TASK REQUIREMENTS.
Skip the pictures and extract all of the lines exactly as written.

TASK MATERIAL.
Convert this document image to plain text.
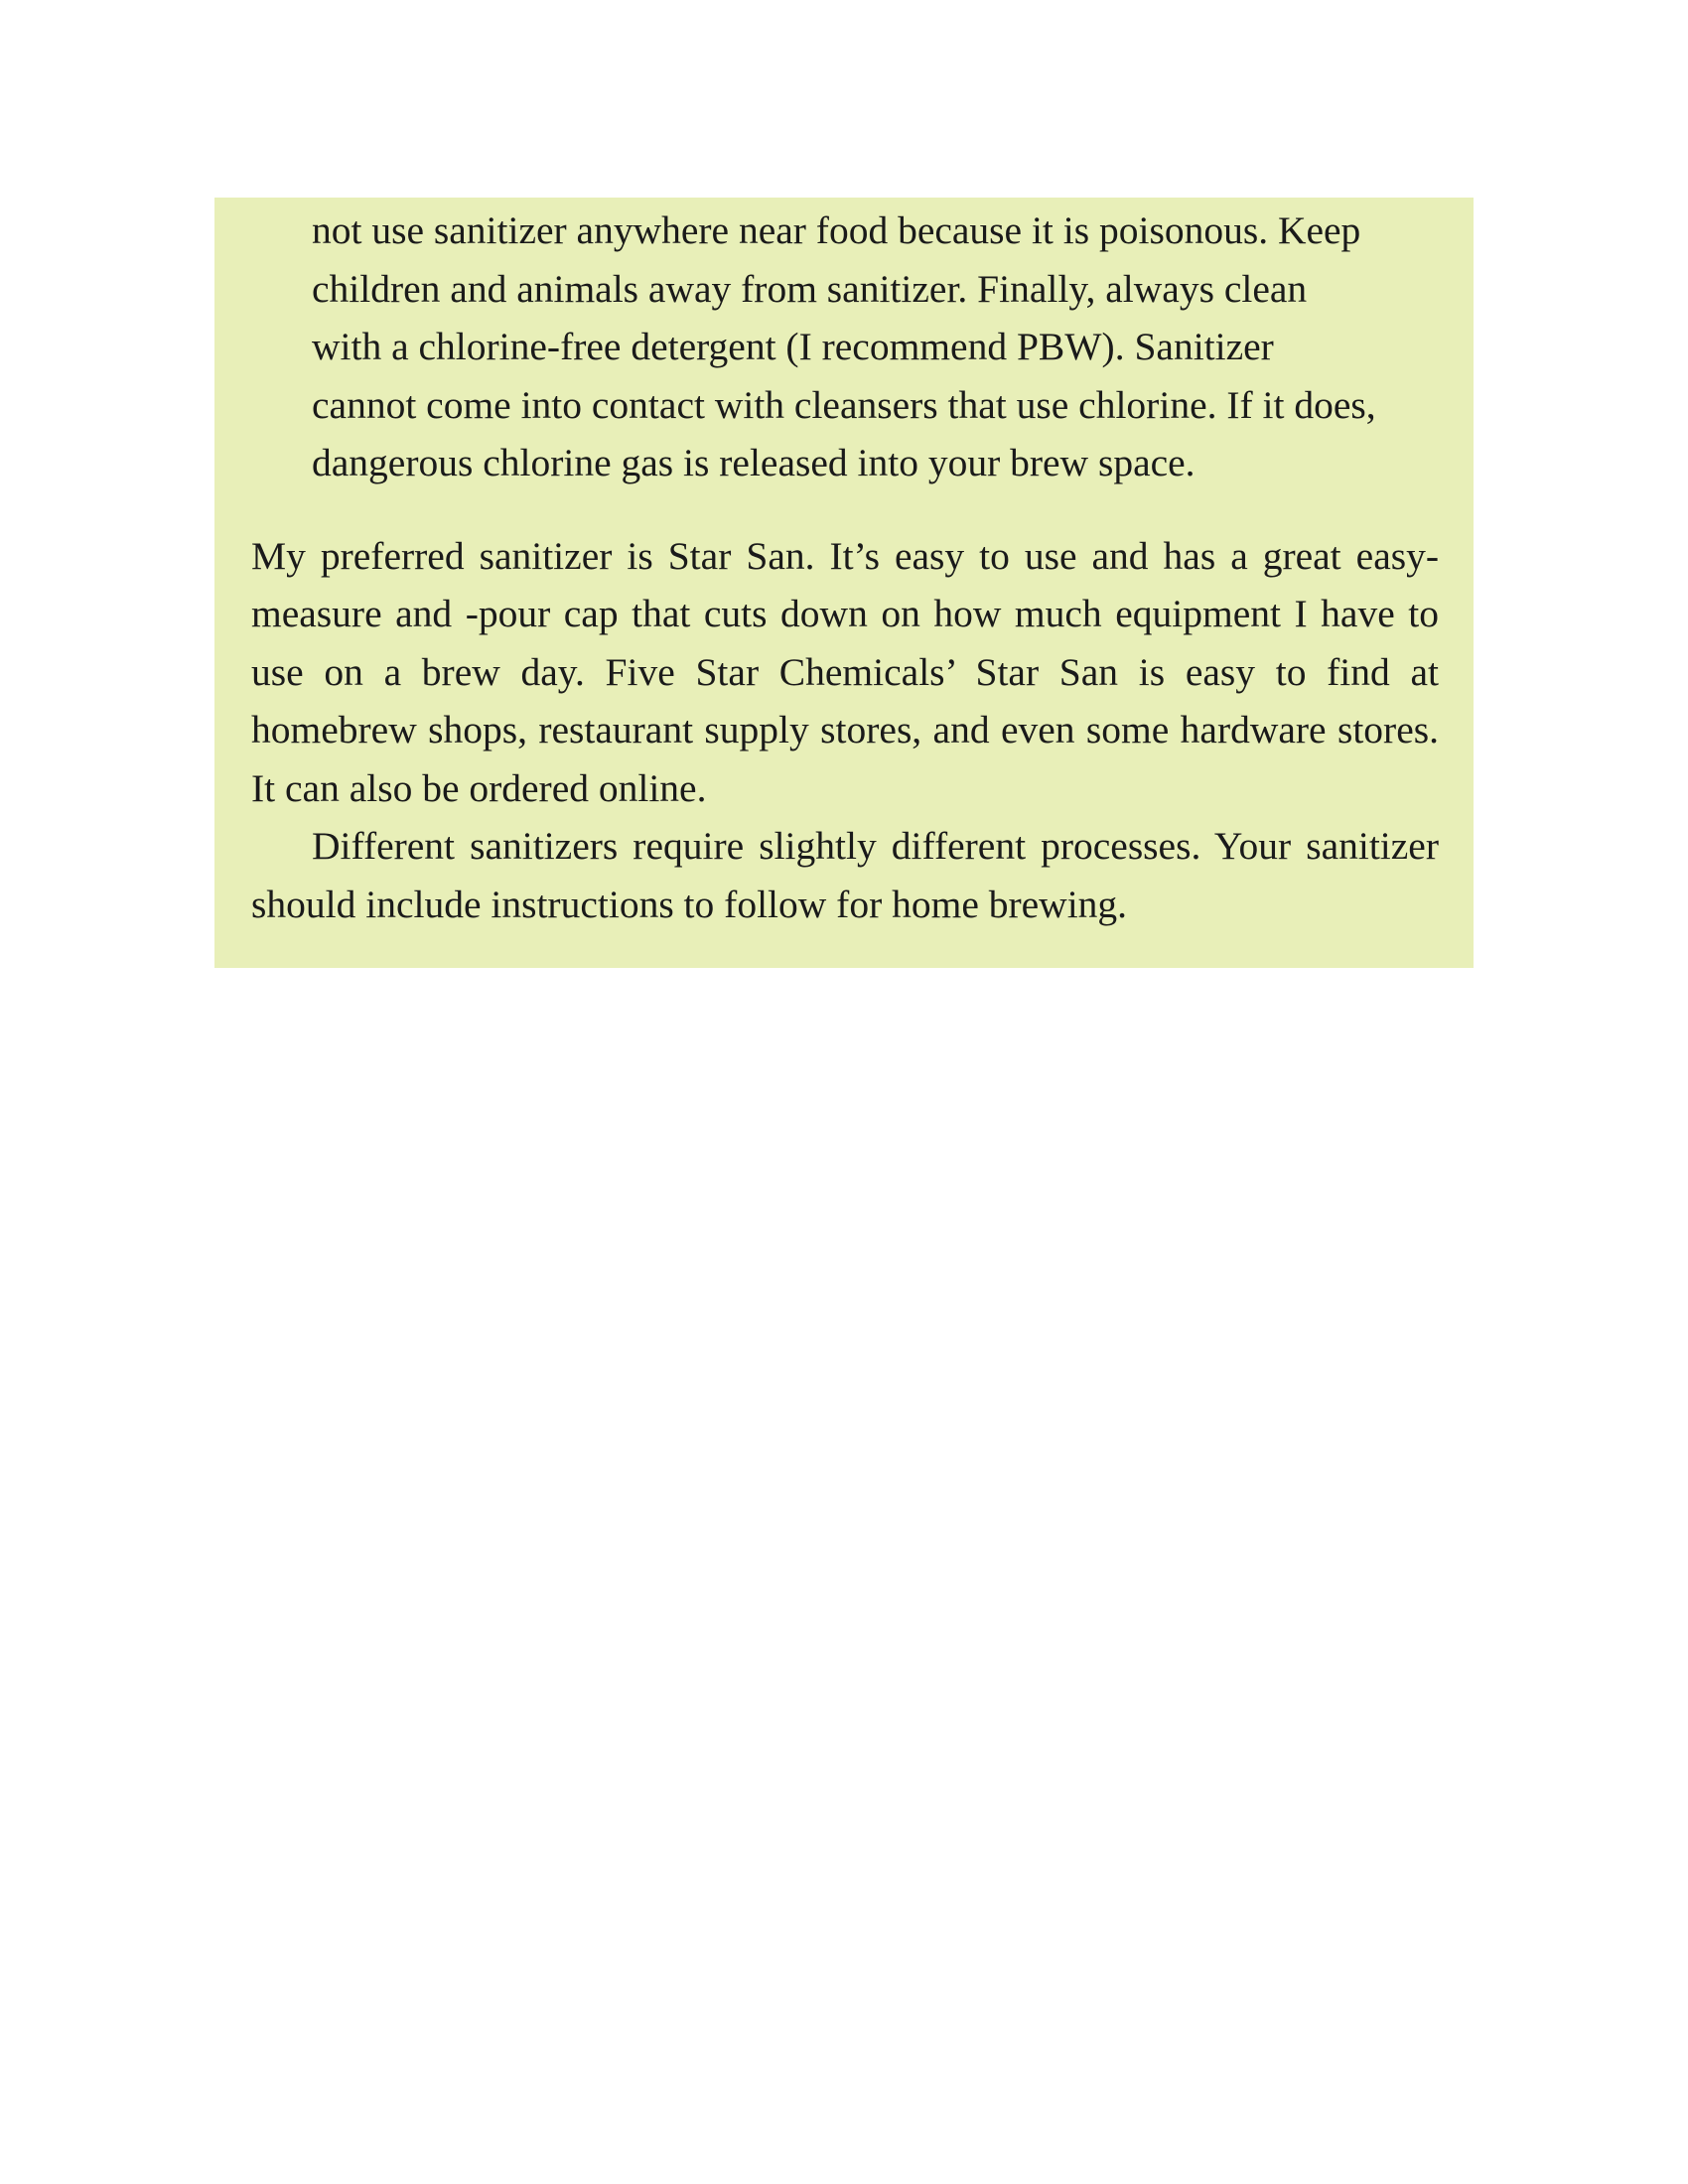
not use sanitizer anywhere near food because it is poisonous. Keep
children and animals away from sanitizer. Finally, always clean
with a chlorine-free detergent (I recommend PBW). Sanitizer
cannot come into contact with cleansers that use chlorine. If it does,
dangerous chlorine gas is released into your brew space.

My preferred sanitizer is Star San. It’s easy to use and has a great easy-measure and -pour cap that cuts down on how much equipment I have to use on a brew day. Five Star Chemicals’ Star San is easy to find at homebrew shops, restaurant supply stores, and even some hardware stores. It can also be ordered online.

Different sanitizers require slightly different processes. Your sanitizer should include instructions to follow for home brewing.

WRITTEN RESPONSE.
Convert this document image to plain text.
not use sanitizer anywhere near food because it is poisonous. Keep
children and animals away from sanitizer. Finally, always clean
with a chlorine-free detergent (I recommend PBW). Sanitizer
cannot come into contact with cleansers that use chlorine. If it does,
dangerous chlorine gas is released into your brew space.

My preferred sanitizer is Star San. It’s easy to use and has a great easy-measure and -pour cap that cuts down on how much equipment I have to use on a brew day. Five Star Chemicals’ Star San is easy to find at homebrew shops, restaurant supply stores, and even some hardware stores. It can also be ordered online.

Different sanitizers require slightly different processes. Your sanitizer should include instructions to follow for home brewing.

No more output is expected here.